--- BEGIN Entries supplied ---

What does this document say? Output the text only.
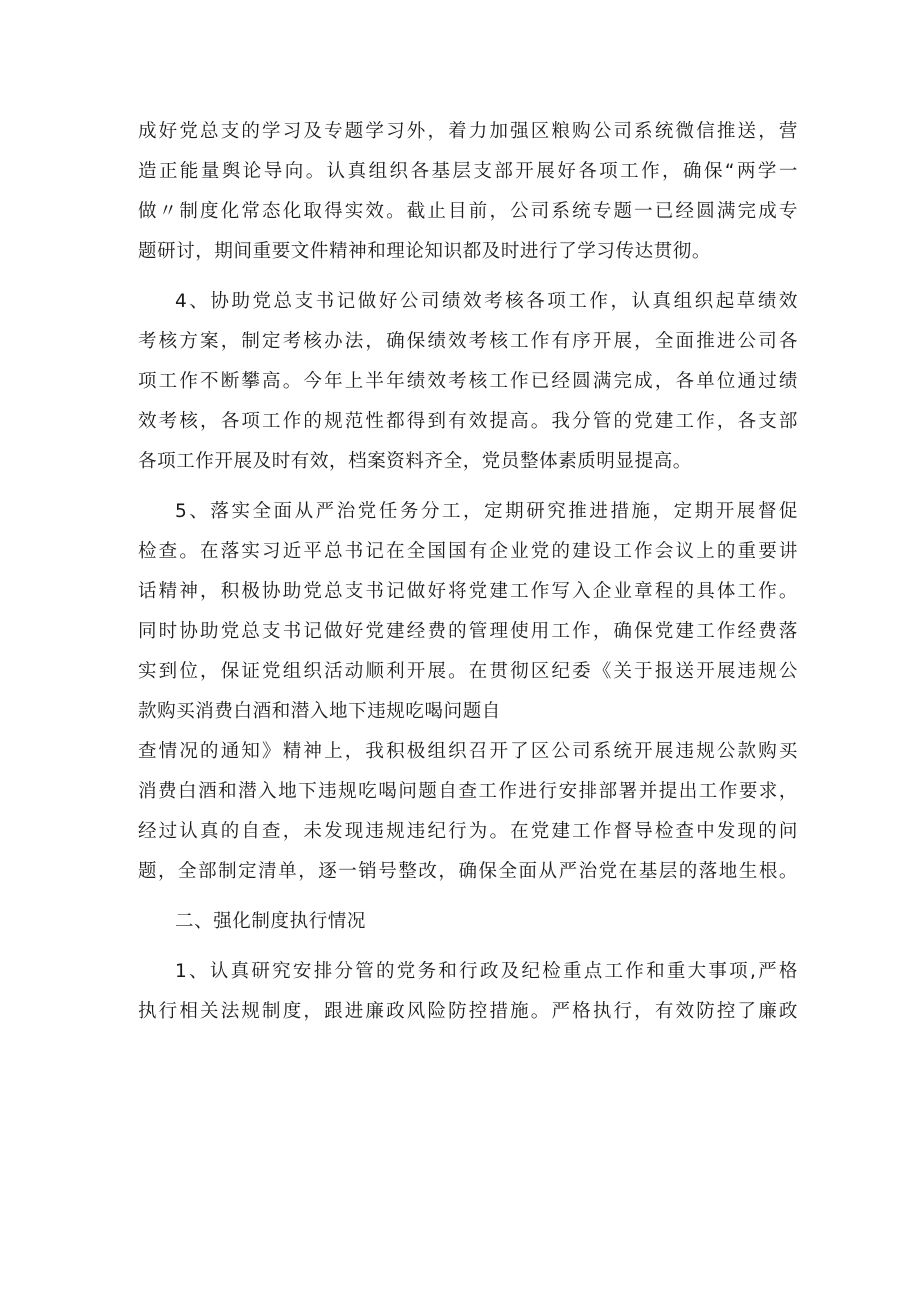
成好党总支的学习及专题学习外，着力加强区粮购公司系统微信推送，营
造正能量舆论导向。认真组织各基层支部开展好各项工作，确保“两学一
做〃制度化常态化取得实效。截止目前，公司系统专题一已经圆满完成专
题研讨，期间重要文件精神和理论知识都及时进行了学习传达贯彻。
4、协助党总支书记做好公司绩效考核各项工作，认真组织起草绩效
考核方案，制定考核办法，确保绩效考核工作有序开展，全面推进公司各
项工作不断攀高。今年上半年绩效考核工作已经圆满完成，各单位通过绩
效考核，各项工作的规范性都得到有效提高。我分管的党建工作，各支部
各项工作开展及时有效，档案资料齐全，党员整体素质明显提高。
5、落实全面从严治党任务分工，定期研究推进措施，定期开展督促
检查。在落实习近平总书记在全国国有企业党的建设工作会议上的重要讲
话精神，积极协助党总支书记做好将党建工作写入企业章程的具体工作。
同时协助党总支书记做好党建经费的管理使用工作，确保党建工作经费落
实到位，保证党组织活动顺利开展。在贯彻区纪委《关于报送开展违规公
款购买消费白酒和潜入地下违规吃喝问题自
查情况的通知》精神上，我积极组织召开了区公司系统开展违规公款购买
消费白酒和潜入地下违规吃喝问题自查工作进行安排部署并提出工作要求，
经过认真的自查，未发现违规违纪行为。在党建工作督导检查中发现的问
题，全部制定清单，逐一销号整改，确保全面从严治党在基层的落地生根。
二、强化制度执行情况
1、认真研究安排分管的党务和行政及纪检重点工作和重大事项,严格
执行相关法规制度，跟进廉政风险防控措施。严格执行，有效防控了廉政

--- END Entries supplied ---

Exercise prompt = Exclude all images and restate the records above word for word.

Result for this task =
What does this document say? Output the text only.
成好党总支的学习及专题学习外，着力加强区粮购公司系统微信推送，营
造正能量舆论导向。认真组织各基层支部开展好各项工作，确保“两学一
做〃制度化常态化取得实效。截止目前，公司系统专题一已经圆满完成专
题研讨，期间重要文件精神和理论知识都及时进行了学习传达贯彻。
4、协助党总支书记做好公司绩效考核各项工作，认真组织起草绩效
考核方案，制定考核办法，确保绩效考核工作有序开展，全面推进公司各
项工作不断攀高。今年上半年绩效考核工作已经圆满完成，各单位通过绩
效考核，各项工作的规范性都得到有效提高。我分管的党建工作，各支部
各项工作开展及时有效，档案资料齐全，党员整体素质明显提高。
5、落实全面从严治党任务分工，定期研究推进措施，定期开展督促
检查。在落实习近平总书记在全国国有企业党的建设工作会议上的重要讲
话精神，积极协助党总支书记做好将党建工作写入企业章程的具体工作。
同时协助党总支书记做好党建经费的管理使用工作，确保党建工作经费落
实到位，保证党组织活动顺利开展。在贯彻区纪委《关于报送开展违规公
款购买消费白酒和潜入地下违规吃喝问题自
查情况的通知》精神上，我积极组织召开了区公司系统开展违规公款购买
消费白酒和潜入地下违规吃喝问题自查工作进行安排部署并提出工作要求，
经过认真的自查，未发现违规违纪行为。在党建工作督导检查中发现的问
题，全部制定清单，逐一销号整改，确保全面从严治党在基层的落地生根。
二、强化制度执行情况
1、认真研究安排分管的党务和行政及纪检重点工作和重大事项,严格
执行相关法规制度，跟进廉政风险防控措施。严格执行，有效防控了廉政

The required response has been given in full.